[start]

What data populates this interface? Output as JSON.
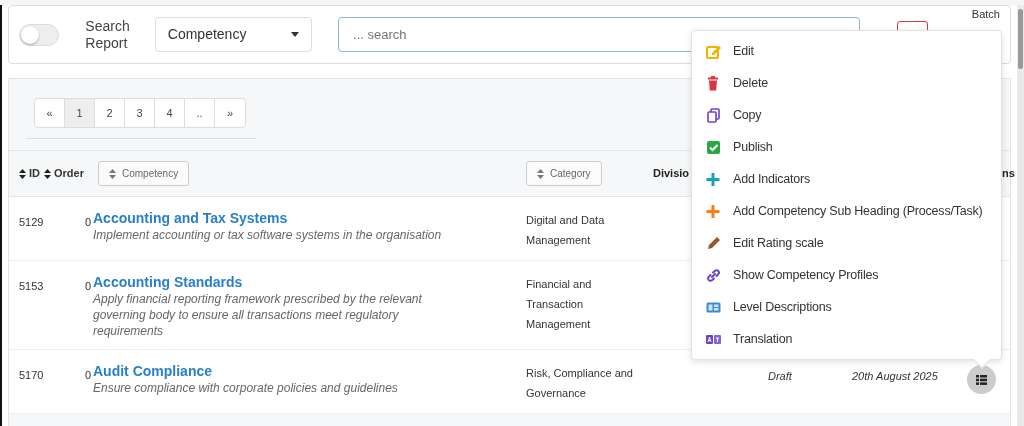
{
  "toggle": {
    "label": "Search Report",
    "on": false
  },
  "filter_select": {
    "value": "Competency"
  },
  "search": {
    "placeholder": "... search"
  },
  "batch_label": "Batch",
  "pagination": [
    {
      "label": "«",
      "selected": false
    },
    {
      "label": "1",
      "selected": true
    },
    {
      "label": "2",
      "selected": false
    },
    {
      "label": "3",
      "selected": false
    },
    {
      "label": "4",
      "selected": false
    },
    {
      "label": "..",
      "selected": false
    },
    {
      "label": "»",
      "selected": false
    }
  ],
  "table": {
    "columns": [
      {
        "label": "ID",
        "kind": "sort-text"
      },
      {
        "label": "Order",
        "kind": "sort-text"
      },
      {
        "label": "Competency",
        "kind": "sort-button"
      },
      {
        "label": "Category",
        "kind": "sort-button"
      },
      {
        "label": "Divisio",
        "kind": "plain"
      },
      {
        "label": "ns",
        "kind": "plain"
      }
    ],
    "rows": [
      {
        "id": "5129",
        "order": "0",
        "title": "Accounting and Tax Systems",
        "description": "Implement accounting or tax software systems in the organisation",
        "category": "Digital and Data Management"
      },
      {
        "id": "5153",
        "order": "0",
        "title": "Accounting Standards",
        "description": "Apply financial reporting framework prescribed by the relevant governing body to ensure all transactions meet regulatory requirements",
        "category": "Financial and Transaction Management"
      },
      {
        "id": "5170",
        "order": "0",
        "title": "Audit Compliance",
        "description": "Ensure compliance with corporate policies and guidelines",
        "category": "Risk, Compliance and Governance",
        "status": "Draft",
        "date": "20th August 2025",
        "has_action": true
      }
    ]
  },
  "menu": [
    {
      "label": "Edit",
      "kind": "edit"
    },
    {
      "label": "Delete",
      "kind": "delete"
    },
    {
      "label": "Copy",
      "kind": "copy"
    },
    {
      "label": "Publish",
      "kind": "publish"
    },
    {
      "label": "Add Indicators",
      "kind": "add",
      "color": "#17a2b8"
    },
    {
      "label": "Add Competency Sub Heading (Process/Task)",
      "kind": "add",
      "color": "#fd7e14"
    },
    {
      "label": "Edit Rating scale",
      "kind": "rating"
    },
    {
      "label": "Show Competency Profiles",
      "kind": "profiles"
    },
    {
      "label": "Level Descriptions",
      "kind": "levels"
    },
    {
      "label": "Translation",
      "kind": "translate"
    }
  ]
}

[end]

• _EXERCISE DESCRIPTION_
Without the pictures, transcribe the listing above exactly.

• _THE SOLUTION_
What data populates this interface? Output as JSON.
{
  "toggle": {
    "label": "Search Report",
    "on": false
  },
  "filter_select": {
    "value": "Competency"
  },
  "search": {
    "placeholder": "... search"
  },
  "batch_label": "Batch",
  "pagination": [
    {
      "label": "«",
      "selected": false
    },
    {
      "label": "1",
      "selected": true
    },
    {
      "label": "2",
      "selected": false
    },
    {
      "label": "3",
      "selected": false
    },
    {
      "label": "4",
      "selected": false
    },
    {
      "label": "..",
      "selected": false
    },
    {
      "label": "»",
      "selected": false
    }
  ],
  "table": {
    "columns": [
      {
        "label": "ID",
        "kind": "sort-text"
      },
      {
        "label": "Order",
        "kind": "sort-text"
      },
      {
        "label": "Competency",
        "kind": "sort-button"
      },
      {
        "label": "Category",
        "kind": "sort-button"
      },
      {
        "label": "Divisio",
        "kind": "plain"
      },
      {
        "label": "ns",
        "kind": "plain"
      }
    ],
    "rows": [
      {
        "id": "5129",
        "order": "0",
        "title": "Accounting and Tax Systems",
        "description": "Implement accounting or tax software systems in the organisation",
        "category": "Digital and Data Management"
      },
      {
        "id": "5153",
        "order": "0",
        "title": "Accounting Standards",
        "description": "Apply financial reporting framework prescribed by the relevant governing body to ensure all transactions meet regulatory requirements",
        "category": "Financial and Transaction Management"
      },
      {
        "id": "5170",
        "order": "0",
        "title": "Audit Compliance",
        "description": "Ensure compliance with corporate policies and guidelines",
        "category": "Risk, Compliance and Governance",
        "status": "Draft",
        "date": "20th August 2025",
        "has_action": true
      }
    ]
  },
  "menu": [
    {
      "label": "Edit",
      "kind": "edit"
    },
    {
      "label": "Delete",
      "kind": "delete"
    },
    {
      "label": "Copy",
      "kind": "copy"
    },
    {
      "label": "Publish",
      "kind": "publish"
    },
    {
      "label": "Add Indicators",
      "kind": "add",
      "color": "#17a2b8"
    },
    {
      "label": "Add Competency Sub Heading (Process/Task)",
      "kind": "add",
      "color": "#fd7e14"
    },
    {
      "label": "Edit Rating scale",
      "kind": "rating"
    },
    {
      "label": "Show Competency Profiles",
      "kind": "profiles"
    },
    {
      "label": "Level Descriptions",
      "kind": "levels"
    },
    {
      "label": "Translation",
      "kind": "translate"
    }
  ]
}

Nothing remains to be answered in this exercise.